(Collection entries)
########################################

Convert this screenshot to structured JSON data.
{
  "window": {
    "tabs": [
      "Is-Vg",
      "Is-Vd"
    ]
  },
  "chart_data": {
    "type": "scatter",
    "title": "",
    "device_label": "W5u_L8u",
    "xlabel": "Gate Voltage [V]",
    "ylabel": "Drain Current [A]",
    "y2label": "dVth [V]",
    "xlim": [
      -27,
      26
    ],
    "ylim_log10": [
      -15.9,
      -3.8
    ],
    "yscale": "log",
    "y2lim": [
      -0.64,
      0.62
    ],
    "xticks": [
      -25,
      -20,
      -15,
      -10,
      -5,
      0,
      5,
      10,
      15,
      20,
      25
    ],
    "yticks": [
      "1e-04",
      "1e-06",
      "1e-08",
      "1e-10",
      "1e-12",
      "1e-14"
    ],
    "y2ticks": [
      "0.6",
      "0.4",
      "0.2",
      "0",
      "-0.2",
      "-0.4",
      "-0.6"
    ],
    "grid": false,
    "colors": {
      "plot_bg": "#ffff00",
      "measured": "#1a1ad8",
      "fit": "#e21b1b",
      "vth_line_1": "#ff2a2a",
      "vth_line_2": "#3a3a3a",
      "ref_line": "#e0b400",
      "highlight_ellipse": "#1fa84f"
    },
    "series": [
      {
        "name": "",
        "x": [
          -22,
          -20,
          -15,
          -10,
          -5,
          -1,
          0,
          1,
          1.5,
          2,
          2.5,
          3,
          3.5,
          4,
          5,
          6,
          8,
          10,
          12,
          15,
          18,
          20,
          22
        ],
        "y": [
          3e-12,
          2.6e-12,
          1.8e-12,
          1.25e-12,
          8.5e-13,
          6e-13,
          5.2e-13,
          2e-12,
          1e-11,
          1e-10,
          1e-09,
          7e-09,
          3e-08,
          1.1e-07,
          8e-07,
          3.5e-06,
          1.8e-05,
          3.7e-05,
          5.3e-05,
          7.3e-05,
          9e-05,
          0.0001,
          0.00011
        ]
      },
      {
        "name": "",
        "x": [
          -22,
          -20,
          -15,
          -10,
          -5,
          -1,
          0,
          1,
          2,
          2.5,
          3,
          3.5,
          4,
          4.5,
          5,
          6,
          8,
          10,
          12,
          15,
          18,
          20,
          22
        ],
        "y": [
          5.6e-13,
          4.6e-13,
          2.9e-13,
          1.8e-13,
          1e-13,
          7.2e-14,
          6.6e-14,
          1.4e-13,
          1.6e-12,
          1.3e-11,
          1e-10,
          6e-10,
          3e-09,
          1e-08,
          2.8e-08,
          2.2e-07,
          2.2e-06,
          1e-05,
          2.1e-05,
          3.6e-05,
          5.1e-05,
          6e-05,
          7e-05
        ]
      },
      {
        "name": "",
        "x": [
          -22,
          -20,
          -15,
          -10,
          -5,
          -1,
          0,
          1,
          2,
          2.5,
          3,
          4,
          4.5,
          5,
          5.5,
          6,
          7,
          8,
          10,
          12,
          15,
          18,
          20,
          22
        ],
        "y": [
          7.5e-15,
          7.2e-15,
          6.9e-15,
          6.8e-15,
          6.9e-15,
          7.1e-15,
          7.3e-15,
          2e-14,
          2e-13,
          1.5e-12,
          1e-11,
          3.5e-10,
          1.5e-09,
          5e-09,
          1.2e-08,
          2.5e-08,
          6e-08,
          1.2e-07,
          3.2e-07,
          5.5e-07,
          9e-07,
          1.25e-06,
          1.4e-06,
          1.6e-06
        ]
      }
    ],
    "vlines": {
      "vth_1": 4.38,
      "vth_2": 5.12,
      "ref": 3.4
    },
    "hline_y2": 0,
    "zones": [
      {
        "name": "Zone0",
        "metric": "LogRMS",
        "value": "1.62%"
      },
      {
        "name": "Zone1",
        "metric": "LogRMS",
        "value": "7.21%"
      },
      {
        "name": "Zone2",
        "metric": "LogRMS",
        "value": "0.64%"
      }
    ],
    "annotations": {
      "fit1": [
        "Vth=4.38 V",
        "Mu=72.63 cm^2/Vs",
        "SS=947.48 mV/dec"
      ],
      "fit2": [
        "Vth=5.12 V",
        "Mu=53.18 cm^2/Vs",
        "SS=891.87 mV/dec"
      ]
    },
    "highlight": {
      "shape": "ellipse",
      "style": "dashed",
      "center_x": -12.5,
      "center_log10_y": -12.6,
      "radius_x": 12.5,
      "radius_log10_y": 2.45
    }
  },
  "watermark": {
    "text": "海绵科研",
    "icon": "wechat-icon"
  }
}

########################################

Write the material out again in its entirety, exactly as shown.

> [SOLUTION TO THIS TASK]:
Convert this screenshot to structured JSON data.
{
  "window": {
    "tabs": [
      "Is-Vg",
      "Is-Vd"
    ]
  },
  "chart_data": {
    "type": "scatter",
    "title": "",
    "device_label": "W5u_L8u",
    "xlabel": "Gate Voltage [V]",
    "ylabel": "Drain Current [A]",
    "y2label": "dVth [V]",
    "xlim": [
      -27,
      26
    ],
    "ylim_log10": [
      -15.9,
      -3.8
    ],
    "yscale": "log",
    "y2lim": [
      -0.64,
      0.62
    ],
    "xticks": [
      -25,
      -20,
      -15,
      -10,
      -5,
      0,
      5,
      10,
      15,
      20,
      25
    ],
    "yticks": [
      "1e-04",
      "1e-06",
      "1e-08",
      "1e-10",
      "1e-12",
      "1e-14"
    ],
    "y2ticks": [
      "0.6",
      "0.4",
      "0.2",
      "0",
      "-0.2",
      "-0.4",
      "-0.6"
    ],
    "grid": false,
    "colors": {
      "plot_bg": "#ffff00",
      "measured": "#1a1ad8",
      "fit": "#e21b1b",
      "vth_line_1": "#ff2a2a",
      "vth_line_2": "#3a3a3a",
      "ref_line": "#e0b400",
      "highlight_ellipse": "#1fa84f"
    },
    "series": [
      {
        "name": "",
        "x": [
          -22,
          -20,
          -15,
          -10,
          -5,
          -1,
          0,
          1,
          1.5,
          2,
          2.5,
          3,
          3.5,
          4,
          5,
          6,
          8,
          10,
          12,
          15,
          18,
          20,
          22
        ],
        "y": [
          3e-12,
          2.6e-12,
          1.8e-12,
          1.25e-12,
          8.5e-13,
          6e-13,
          5.2e-13,
          2e-12,
          1e-11,
          1e-10,
          1e-09,
          7e-09,
          3e-08,
          1.1e-07,
          8e-07,
          3.5e-06,
          1.8e-05,
          3.7e-05,
          5.3e-05,
          7.3e-05,
          9e-05,
          0.0001,
          0.00011
        ]
      },
      {
        "name": "",
        "x": [
          -22,
          -20,
          -15,
          -10,
          -5,
          -1,
          0,
          1,
          2,
          2.5,
          3,
          3.5,
          4,
          4.5,
          5,
          6,
          8,
          10,
          12,
          15,
          18,
          20,
          22
        ],
        "y": [
          5.6e-13,
          4.6e-13,
          2.9e-13,
          1.8e-13,
          1e-13,
          7.2e-14,
          6.6e-14,
          1.4e-13,
          1.6e-12,
          1.3e-11,
          1e-10,
          6e-10,
          3e-09,
          1e-08,
          2.8e-08,
          2.2e-07,
          2.2e-06,
          1e-05,
          2.1e-05,
          3.6e-05,
          5.1e-05,
          6e-05,
          7e-05
        ]
      },
      {
        "name": "",
        "x": [
          -22,
          -20,
          -15,
          -10,
          -5,
          -1,
          0,
          1,
          2,
          2.5,
          3,
          4,
          4.5,
          5,
          5.5,
          6,
          7,
          8,
          10,
          12,
          15,
          18,
          20,
          22
        ],
        "y": [
          7.5e-15,
          7.2e-15,
          6.9e-15,
          6.8e-15,
          6.9e-15,
          7.1e-15,
          7.3e-15,
          2e-14,
          2e-13,
          1.5e-12,
          1e-11,
          3.5e-10,
          1.5e-09,
          5e-09,
          1.2e-08,
          2.5e-08,
          6e-08,
          1.2e-07,
          3.2e-07,
          5.5e-07,
          9e-07,
          1.25e-06,
          1.4e-06,
          1.6e-06
        ]
      }
    ],
    "vlines": {
      "vth_1": 4.38,
      "vth_2": 5.12,
      "ref": 3.4
    },
    "hline_y2": 0,
    "zones": [
      {
        "name": "Zone0",
        "metric": "LogRMS",
        "value": "1.62%"
      },
      {
        "name": "Zone1",
        "metric": "LogRMS",
        "value": "7.21%"
      },
      {
        "name": "Zone2",
        "metric": "LogRMS",
        "value": "0.64%"
      }
    ],
    "annotations": {
      "fit1": [
        "Vth=4.38 V",
        "Mu=72.63 cm^2/Vs",
        "SS=947.48 mV/dec"
      ],
      "fit2": [
        "Vth=5.12 V",
        "Mu=53.18 cm^2/Vs",
        "SS=891.87 mV/dec"
      ]
    },
    "highlight": {
      "shape": "ellipse",
      "style": "dashed",
      "center_x": -12.5,
      "center_log10_y": -12.6,
      "radius_x": 12.5,
      "radius_log10_y": 2.45
    }
  },
  "watermark": {
    "text": "海绵科研",
    "icon": "wechat-icon"
  }
}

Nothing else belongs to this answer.